▶ **WRITTEN REQUEST**
Transcribe the entries below exactly.
## Start SUPPLIED RECORDS
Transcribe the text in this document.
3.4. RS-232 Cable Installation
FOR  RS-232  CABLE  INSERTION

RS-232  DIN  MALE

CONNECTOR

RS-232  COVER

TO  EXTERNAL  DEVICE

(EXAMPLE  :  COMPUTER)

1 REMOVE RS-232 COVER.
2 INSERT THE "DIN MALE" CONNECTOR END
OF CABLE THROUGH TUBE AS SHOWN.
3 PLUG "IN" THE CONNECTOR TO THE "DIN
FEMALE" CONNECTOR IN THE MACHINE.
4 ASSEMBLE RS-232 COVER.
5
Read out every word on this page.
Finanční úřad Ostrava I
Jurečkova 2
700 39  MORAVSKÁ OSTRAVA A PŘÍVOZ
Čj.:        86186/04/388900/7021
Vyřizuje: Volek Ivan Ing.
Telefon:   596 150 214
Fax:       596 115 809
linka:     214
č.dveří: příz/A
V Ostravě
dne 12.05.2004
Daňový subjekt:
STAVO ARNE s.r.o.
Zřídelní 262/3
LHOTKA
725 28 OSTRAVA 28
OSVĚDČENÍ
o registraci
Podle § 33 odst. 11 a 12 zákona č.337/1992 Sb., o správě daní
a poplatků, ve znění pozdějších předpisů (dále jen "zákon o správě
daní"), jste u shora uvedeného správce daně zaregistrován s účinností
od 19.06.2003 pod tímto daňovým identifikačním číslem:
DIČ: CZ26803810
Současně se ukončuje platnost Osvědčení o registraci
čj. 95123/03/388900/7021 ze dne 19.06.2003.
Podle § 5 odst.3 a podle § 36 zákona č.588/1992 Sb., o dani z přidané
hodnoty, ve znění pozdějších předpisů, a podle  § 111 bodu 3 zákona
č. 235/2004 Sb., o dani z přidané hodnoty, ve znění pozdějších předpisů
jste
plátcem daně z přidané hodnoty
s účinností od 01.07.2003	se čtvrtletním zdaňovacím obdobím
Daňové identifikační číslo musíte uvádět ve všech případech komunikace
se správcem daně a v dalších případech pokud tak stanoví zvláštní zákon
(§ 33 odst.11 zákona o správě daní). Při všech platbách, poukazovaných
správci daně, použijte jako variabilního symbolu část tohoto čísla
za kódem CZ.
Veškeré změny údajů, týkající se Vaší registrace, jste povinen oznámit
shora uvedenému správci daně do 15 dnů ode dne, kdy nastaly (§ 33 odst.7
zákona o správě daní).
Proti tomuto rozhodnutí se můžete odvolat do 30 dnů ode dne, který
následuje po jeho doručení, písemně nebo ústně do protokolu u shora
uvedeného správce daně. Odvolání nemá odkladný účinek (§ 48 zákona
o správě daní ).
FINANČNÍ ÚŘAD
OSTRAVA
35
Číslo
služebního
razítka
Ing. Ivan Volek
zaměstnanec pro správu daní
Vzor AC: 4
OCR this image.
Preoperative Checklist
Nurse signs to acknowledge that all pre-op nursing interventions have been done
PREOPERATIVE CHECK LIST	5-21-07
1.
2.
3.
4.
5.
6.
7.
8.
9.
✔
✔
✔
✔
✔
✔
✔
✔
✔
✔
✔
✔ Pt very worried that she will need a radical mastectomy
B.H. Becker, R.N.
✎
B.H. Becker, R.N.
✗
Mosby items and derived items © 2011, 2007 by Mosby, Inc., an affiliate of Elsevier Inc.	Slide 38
## End SUPPLIED RECORDS
▶ **EXERCISE OUTPUT**
Transcribe the text in this document.
3.4. RS-232 Cable Installation
FOR  RS-232  CABLE  INSERTION

RS-232  DIN  MALE

CONNECTOR

RS-232  COVER

TO  EXTERNAL  DEVICE

(EXAMPLE  :  COMPUTER)

1 REMOVE RS-232 COVER.
2 INSERT THE "DIN MALE" CONNECTOR END
OF CABLE THROUGH TUBE AS SHOWN.
3 PLUG "IN" THE CONNECTOR TO THE "DIN
FEMALE" CONNECTOR IN THE MACHINE.
4 ASSEMBLE RS-232 COVER.
5
Read out every word on this page.
Finanční úřad Ostrava I
Jurečkova 2
700 39  MORAVSKÁ OSTRAVA A PŘÍVOZ
Čj.:        86186/04/388900/7021
Vyřizuje: Volek Ivan Ing.
Telefon:   596 150 214
Fax:       596 115 809
linka:     214
č.dveří: příz/A
V Ostravě
dne 12.05.2004
Daňový subjekt:
STAVO ARNE s.r.o.
Zřídelní 262/3
LHOTKA
725 28 OSTRAVA 28
OSVĚDČENÍ
o registraci
Podle § 33 odst. 11 a 12 zákona č.337/1992 Sb., o správě daní
a poplatků, ve znění pozdějších předpisů (dále jen "zákon o správě
daní"), jste u shora uvedeného správce daně zaregistrován s účinností
od 19.06.2003 pod tímto daňovým identifikačním číslem:
DIČ: CZ26803810
Současně se ukončuje platnost Osvědčení o registraci
čj. 95123/03/388900/7021 ze dne 19.06.2003.
Podle § 5 odst.3 a podle § 36 zákona č.588/1992 Sb., o dani z přidané
hodnoty, ve znění pozdějších předpisů, a podle  § 111 bodu 3 zákona
č. 235/2004 Sb., o dani z přidané hodnoty, ve znění pozdějších předpisů
jste
plátcem daně z přidané hodnoty
s účinností od 01.07.2003	se čtvrtletním zdaňovacím obdobím
Daňové identifikační číslo musíte uvádět ve všech případech komunikace
se správcem daně a v dalších případech pokud tak stanoví zvláštní zákon
(§ 33 odst.11 zákona o správě daní). Při všech platbách, poukazovaných
správci daně, použijte jako variabilního symbolu část tohoto čísla
za kódem CZ.
Veškeré změny údajů, týkající se Vaší registrace, jste povinen oznámit
shora uvedenému správci daně do 15 dnů ode dne, kdy nastaly (§ 33 odst.7
zákona o správě daní).
Proti tomuto rozhodnutí se můžete odvolat do 30 dnů ode dne, který
následuje po jeho doručení, písemně nebo ústně do protokolu u shora
uvedeného správce daně. Odvolání nemá odkladný účinek (§ 48 zákona
o správě daní ).
FINANČNÍ ÚŘAD
OSTRAVA
35
Číslo
služebního
razítka
Ing. Ivan Volek
zaměstnanec pro správu daní
Vzor AC: 4
OCR this image.
Preoperative Checklist
Nurse signs to acknowledge that all pre-op nursing interventions have been done
PREOPERATIVE CHECK LIST	5-21-07
1.
2.
3.
4.
5.
6.
7.
8.
9.
✔
✔
✔
✔
✔
✔
✔
✔
✔
✔
✔
✔ Pt very worried that she will need a radical mastectomy
B.H. Becker, R.N.
✎
B.H. Becker, R.N.
✗
Mosby items and derived items © 2011, 2007 by Mosby, Inc., an affiliate of Elsevier Inc.	Slide 38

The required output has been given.